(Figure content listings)
— Start —

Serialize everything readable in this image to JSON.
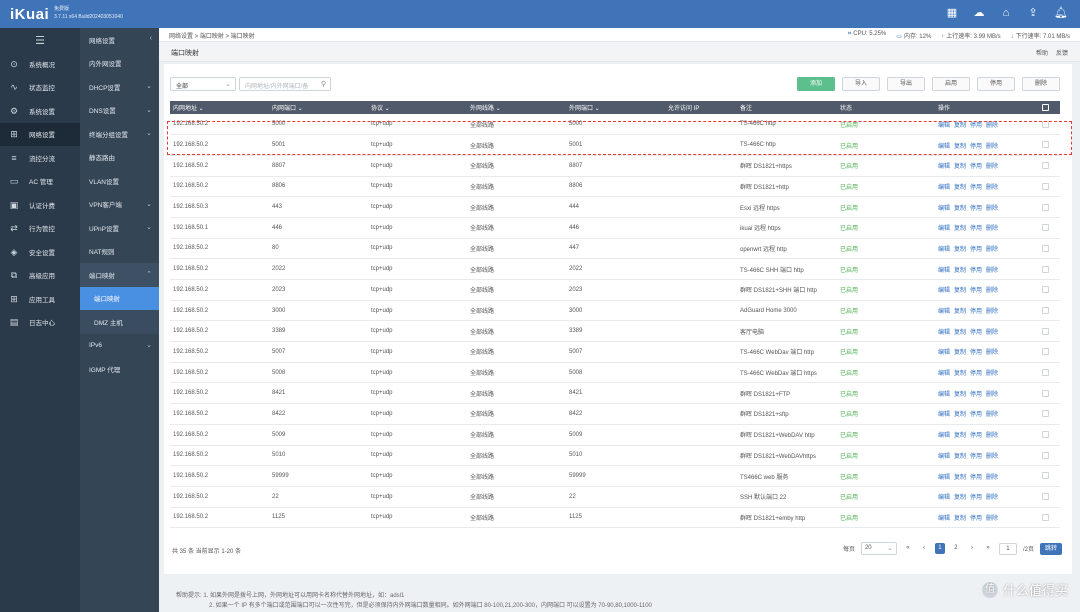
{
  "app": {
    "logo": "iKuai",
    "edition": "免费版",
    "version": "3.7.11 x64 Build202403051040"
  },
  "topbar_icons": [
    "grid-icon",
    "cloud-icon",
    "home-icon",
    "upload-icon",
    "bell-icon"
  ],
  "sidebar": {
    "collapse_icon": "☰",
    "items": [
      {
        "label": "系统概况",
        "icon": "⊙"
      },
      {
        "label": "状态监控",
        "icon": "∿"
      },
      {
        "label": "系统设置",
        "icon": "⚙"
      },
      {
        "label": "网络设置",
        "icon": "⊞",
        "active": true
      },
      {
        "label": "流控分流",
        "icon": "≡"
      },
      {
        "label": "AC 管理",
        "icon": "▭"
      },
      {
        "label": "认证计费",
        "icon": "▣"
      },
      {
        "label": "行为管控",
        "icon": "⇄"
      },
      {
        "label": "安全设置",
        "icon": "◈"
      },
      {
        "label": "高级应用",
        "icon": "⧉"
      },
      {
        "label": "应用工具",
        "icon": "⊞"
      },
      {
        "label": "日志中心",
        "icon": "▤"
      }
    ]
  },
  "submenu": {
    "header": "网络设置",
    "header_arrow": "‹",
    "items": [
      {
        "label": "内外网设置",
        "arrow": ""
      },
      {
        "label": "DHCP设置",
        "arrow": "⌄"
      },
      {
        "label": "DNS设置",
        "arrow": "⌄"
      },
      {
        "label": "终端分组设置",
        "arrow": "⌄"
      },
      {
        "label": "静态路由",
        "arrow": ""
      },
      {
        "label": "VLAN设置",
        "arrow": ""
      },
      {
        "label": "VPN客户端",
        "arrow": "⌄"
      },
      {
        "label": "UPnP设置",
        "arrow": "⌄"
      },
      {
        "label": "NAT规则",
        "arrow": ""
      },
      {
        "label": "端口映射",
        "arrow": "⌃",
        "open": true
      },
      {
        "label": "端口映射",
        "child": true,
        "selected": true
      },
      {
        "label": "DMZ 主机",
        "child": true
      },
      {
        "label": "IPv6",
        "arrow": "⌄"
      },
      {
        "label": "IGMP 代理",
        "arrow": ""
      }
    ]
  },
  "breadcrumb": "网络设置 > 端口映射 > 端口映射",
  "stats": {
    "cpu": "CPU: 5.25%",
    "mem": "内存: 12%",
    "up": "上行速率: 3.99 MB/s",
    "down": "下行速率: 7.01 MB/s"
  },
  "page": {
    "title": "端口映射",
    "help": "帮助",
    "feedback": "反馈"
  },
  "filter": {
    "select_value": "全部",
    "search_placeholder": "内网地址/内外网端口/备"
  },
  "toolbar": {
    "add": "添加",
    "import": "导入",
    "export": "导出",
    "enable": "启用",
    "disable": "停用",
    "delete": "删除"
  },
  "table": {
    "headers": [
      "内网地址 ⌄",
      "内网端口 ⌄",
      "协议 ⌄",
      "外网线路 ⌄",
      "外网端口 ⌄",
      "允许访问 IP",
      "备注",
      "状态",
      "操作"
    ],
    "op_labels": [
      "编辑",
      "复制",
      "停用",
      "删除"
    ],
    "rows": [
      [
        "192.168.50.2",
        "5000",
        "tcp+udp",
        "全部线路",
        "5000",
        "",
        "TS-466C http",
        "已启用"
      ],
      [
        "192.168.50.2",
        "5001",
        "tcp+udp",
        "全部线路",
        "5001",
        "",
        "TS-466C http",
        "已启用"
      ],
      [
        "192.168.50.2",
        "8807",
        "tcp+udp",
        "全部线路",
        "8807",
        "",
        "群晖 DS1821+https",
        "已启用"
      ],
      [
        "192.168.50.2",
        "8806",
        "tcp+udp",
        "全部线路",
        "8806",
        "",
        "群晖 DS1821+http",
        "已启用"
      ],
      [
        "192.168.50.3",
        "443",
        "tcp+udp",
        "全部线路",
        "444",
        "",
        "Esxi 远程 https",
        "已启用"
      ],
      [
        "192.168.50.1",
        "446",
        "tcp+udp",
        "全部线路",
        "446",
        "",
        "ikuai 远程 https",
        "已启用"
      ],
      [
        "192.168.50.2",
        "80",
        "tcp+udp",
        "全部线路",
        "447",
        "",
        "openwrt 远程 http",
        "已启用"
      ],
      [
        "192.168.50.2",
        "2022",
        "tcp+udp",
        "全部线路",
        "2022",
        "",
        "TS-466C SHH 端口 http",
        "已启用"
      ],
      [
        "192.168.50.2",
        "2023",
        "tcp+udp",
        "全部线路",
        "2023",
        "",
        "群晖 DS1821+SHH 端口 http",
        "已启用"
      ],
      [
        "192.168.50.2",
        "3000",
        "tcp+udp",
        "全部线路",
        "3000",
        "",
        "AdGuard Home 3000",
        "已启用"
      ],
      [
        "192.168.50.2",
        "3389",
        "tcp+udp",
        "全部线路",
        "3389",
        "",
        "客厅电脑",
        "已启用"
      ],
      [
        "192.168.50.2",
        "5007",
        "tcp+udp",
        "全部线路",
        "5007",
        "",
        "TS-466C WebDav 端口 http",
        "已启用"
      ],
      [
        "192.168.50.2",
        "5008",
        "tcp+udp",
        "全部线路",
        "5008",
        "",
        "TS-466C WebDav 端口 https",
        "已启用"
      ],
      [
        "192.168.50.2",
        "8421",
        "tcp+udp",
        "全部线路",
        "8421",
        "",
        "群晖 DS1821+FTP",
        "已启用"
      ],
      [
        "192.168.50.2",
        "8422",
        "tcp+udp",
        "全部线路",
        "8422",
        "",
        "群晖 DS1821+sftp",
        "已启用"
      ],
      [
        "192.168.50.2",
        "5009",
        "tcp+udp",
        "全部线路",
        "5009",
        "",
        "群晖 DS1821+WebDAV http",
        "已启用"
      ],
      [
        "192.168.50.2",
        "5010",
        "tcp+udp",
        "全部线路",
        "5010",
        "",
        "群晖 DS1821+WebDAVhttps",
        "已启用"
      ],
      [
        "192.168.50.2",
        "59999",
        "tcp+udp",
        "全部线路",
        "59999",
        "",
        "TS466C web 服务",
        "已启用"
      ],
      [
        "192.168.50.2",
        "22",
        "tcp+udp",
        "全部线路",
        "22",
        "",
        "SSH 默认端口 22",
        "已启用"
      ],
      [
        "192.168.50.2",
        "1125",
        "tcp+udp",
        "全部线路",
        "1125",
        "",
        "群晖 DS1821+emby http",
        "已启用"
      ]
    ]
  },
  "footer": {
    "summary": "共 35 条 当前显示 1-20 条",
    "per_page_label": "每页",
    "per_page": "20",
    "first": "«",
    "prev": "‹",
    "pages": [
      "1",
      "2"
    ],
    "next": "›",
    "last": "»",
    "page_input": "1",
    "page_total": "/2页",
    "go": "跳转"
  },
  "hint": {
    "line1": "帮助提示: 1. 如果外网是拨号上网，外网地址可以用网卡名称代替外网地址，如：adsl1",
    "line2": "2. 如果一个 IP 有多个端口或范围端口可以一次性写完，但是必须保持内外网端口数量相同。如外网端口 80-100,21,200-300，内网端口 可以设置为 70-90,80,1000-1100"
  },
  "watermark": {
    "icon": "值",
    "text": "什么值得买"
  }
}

— End —

> WHAT IS NEEDED: In the listing, find all lines with the string "内网地址" and copy them.

> RESULT BELOW:
    "search_placeholder": "内网地址/内外网端口/备"
      "内网地址 ⌄",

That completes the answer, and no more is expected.